> **Work to complete**
Your task is to copy the listing exactly, with the pictures left out.

A run of records:
↓

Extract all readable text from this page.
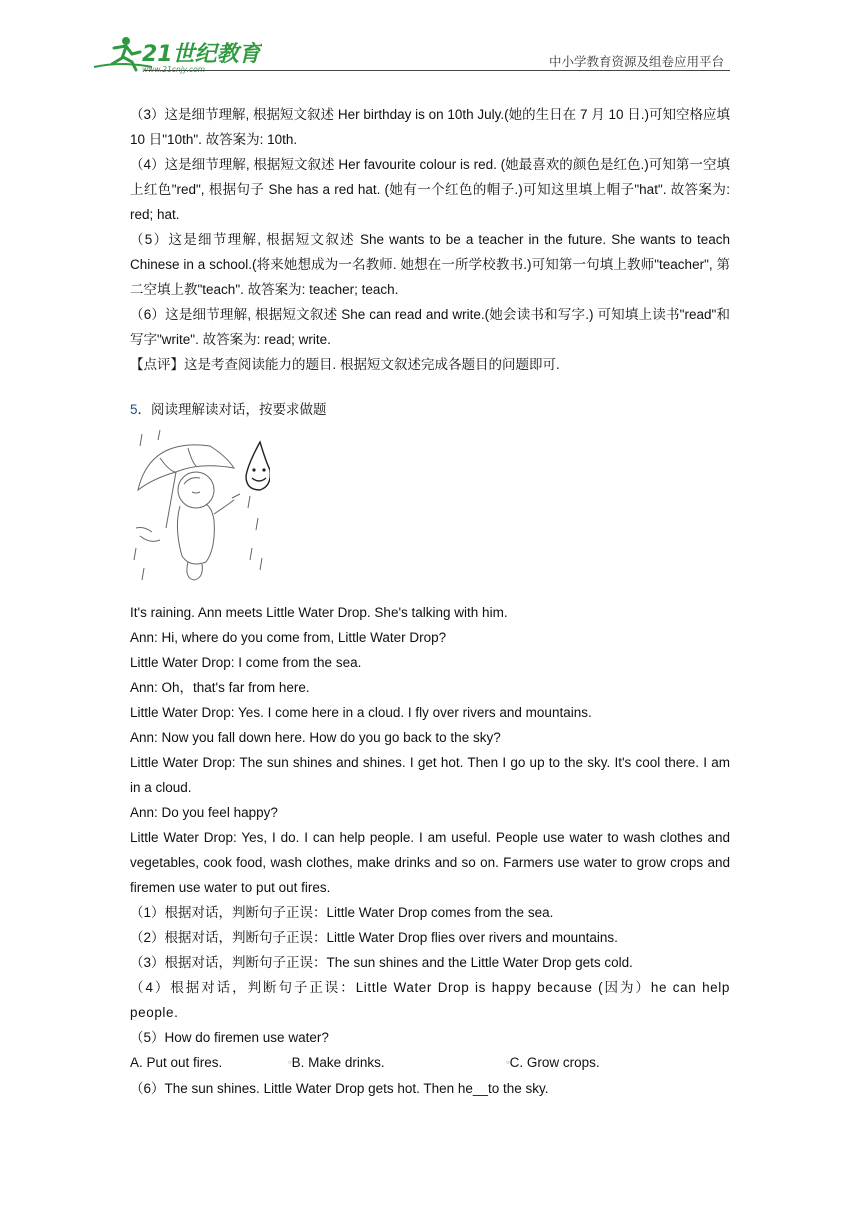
21世纪教育
www.21cnjy.com
中小学教育资源及组卷应用平台

（3）这是细节理解, 根据短文叙述 Her birthday is on 10th July.(她的生日在 7 月 10 日.)可知空格应填 10 日"10th". 故答案为: 10th.

（4）这是细节理解, 根据短文叙述 Her favourite colour is red. (她最喜欢的颜色是红色.)可知第一空填上红色"red", 根据句子 She has a red hat. (她有一个红色的帽子.)可知这里填上帽子"hat". 故答案为: red; hat.

（5）这是细节理解, 根据短文叙述 She wants to be a teacher in the future. She wants to teach Chinese in a school.(将来她想成为一名教师. 她想在一所学校教书.)可知第一句填上教师"teacher", 第二空填上教"teach". 故答案为: teacher; teach.

（6）这是细节理解, 根据短文叙述 She can read and write.(她会读书和写字.) 可知填上读书"read"和写字"write". 故答案为: read; write.

【点评】这是考查阅读能力的题目. 根据短文叙述完成各题目的问题即可.

5．阅读理解读对话，按要求做题

It's raining. Ann meets Little Water Drop. She's talking with him.

Ann: Hi, where do you come from, Little Water Drop?

Little Water Drop: I come from the sea.

Ann: Oh，that's far from here.

Little Water Drop: Yes. I come here in a cloud. I fly over rivers and mountains.

Ann: Now you fall down here. How do you go back to the sky?

Little Water Drop: The sun shines and shines. I get hot. Then I go up to the sky. It's cool there. I am in a cloud.

Ann: Do you feel happy?

Little Water Drop: Yes, I do. I can help people. I am useful. People use water to wash clothes and vegetables, cook food, wash clothes, make drinks and so on. Farmers use water to grow crops and firemen use water to put out fires.

（1）根据对话，判断句子正误：Little Water Drop comes from the sea.

（2）根据对话，判断句子正误：Little Water Drop flies over rivers and mountains.

（3）根据对话，判断句子正误：The sun shines and the Little Water Drop gets cold.

（4）根据对话，判断句子正误：Little Water Drop is happy because (因为）he can help people.

（5）How do firemen use water?

A. Put out fires.	○B. Make drinks.	○C. Grow crops.

（6）The sun shines. Little Water Drop gets hot. Then he__to the sky.
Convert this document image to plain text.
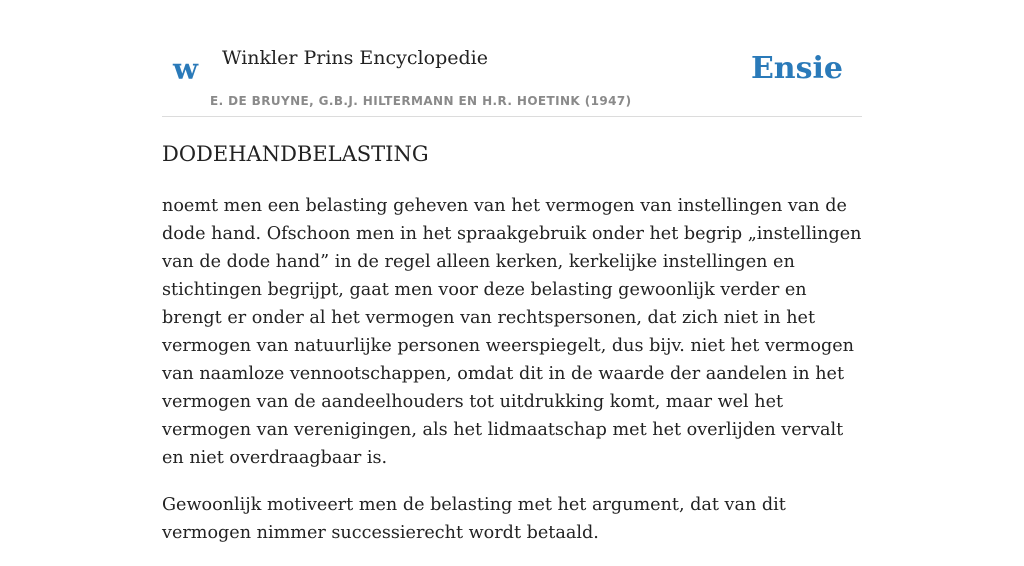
w Winkler Prins Encyclopedie	Ensie
E. DE BRUYNE, G.B.J. HILTERMANN EN H.R. HOETINK (1947)
DODEHANDBELASTING

noemt men een belasting geheven van het vermogen van instellingen van de dode hand. Ofschoon men in het spraakgebruik onder het begrip „instellingen van de dode hand” in de regel alleen kerken, kerkelijke instellingen en stichtingen begrijpt, gaat men voor deze belasting gewoonlijk verder en brengt er onder al het vermogen van rechtspersonen, dat zich niet in het vermogen van natuurlijke personen weerspiegelt, dus bijv. niet het vermogen van naamloze vennootschappen, omdat dit in de waarde der aandelen in het vermogen van de aandeelhouders tot uitdrukking komt, maar wel het vermogen van verenigingen, als het lidmaatschap met het overlijden vervalt en niet overdraagbaar is.

Gewoonlijk motiveert men de belasting met het argument, dat van dit vermogen nimmer successierecht wordt betaald.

↑

> **Response**
Extract all readable text from this page.
21世纪教育
www.21cnjy.com
中小学教育资源及组卷应用平台

（3）这是细节理解, 根据短文叙述 Her birthday is on 10th July.(她的生日在 7 月 10 日.)可知空格应填 10 日"10th". 故答案为: 10th.

（4）这是细节理解, 根据短文叙述 Her favourite colour is red. (她最喜欢的颜色是红色.)可知第一空填上红色"red", 根据句子 She has a red hat. (她有一个红色的帽子.)可知这里填上帽子"hat". 故答案为: red; hat.

（5）这是细节理解, 根据短文叙述 She wants to be a teacher in the future. She wants to teach Chinese in a school.(将来她想成为一名教师. 她想在一所学校教书.)可知第一句填上教师"teacher", 第二空填上教"teach". 故答案为: teacher; teach.

（6）这是细节理解, 根据短文叙述 She can read and write.(她会读书和写字.) 可知填上读书"read"和写字"write". 故答案为: read; write.

【点评】这是考查阅读能力的题目. 根据短文叙述完成各题目的问题即可.

5．阅读理解读对话，按要求做题

It's raining. Ann meets Little Water Drop. She's talking with him.

Ann: Hi, where do you come from, Little Water Drop?

Little Water Drop: I come from the sea.

Ann: Oh，that's far from here.

Little Water Drop: Yes. I come here in a cloud. I fly over rivers and mountains.

Ann: Now you fall down here. How do you go back to the sky?

Little Water Drop: The sun shines and shines. I get hot. Then I go up to the sky. It's cool there. I am in a cloud.

Ann: Do you feel happy?

Little Water Drop: Yes, I do. I can help people. I am useful. People use water to wash clothes and vegetables, cook food, wash clothes, make drinks and so on. Farmers use water to grow crops and firemen use water to put out fires.

（1）根据对话，判断句子正误：Little Water Drop comes from the sea.

（2）根据对话，判断句子正误：Little Water Drop flies over rivers and mountains.

（3）根据对话，判断句子正误：The sun shines and the Little Water Drop gets cold.

（4）根据对话，判断句子正误：Little Water Drop is happy because (因为）he can help people.

（5）How do firemen use water?

A. Put out fires.	○B. Make drinks.	○C. Grow crops.

（6）The sun shines. Little Water Drop gets hot. Then he__to the sky.
Convert this document image to plain text.
w Winkler Prins Encyclopedie	Ensie
E. DE BRUYNE, G.B.J. HILTERMANN EN H.R. HOETINK (1947)
DODEHANDBELASTING

noemt men een belasting geheven van het vermogen van instellingen van de dode hand. Ofschoon men in het spraakgebruik onder het begrip „instellingen van de dode hand” in de regel alleen kerken, kerkelijke instellingen en stichtingen begrijpt, gaat men voor deze belasting gewoonlijk verder en brengt er onder al het vermogen van rechtspersonen, dat zich niet in het vermogen van natuurlijke personen weerspiegelt, dus bijv. niet het vermogen van naamloze vennootschappen, omdat dit in de waarde der aandelen in het vermogen van de aandeelhouders tot uitdrukking komt, maar wel het vermogen van verenigingen, als het lidmaatschap met het overlijden vervalt en niet overdraagbaar is.

Gewoonlijk motiveert men de belasting met het argument, dat van dit vermogen nimmer successierecht wordt betaald.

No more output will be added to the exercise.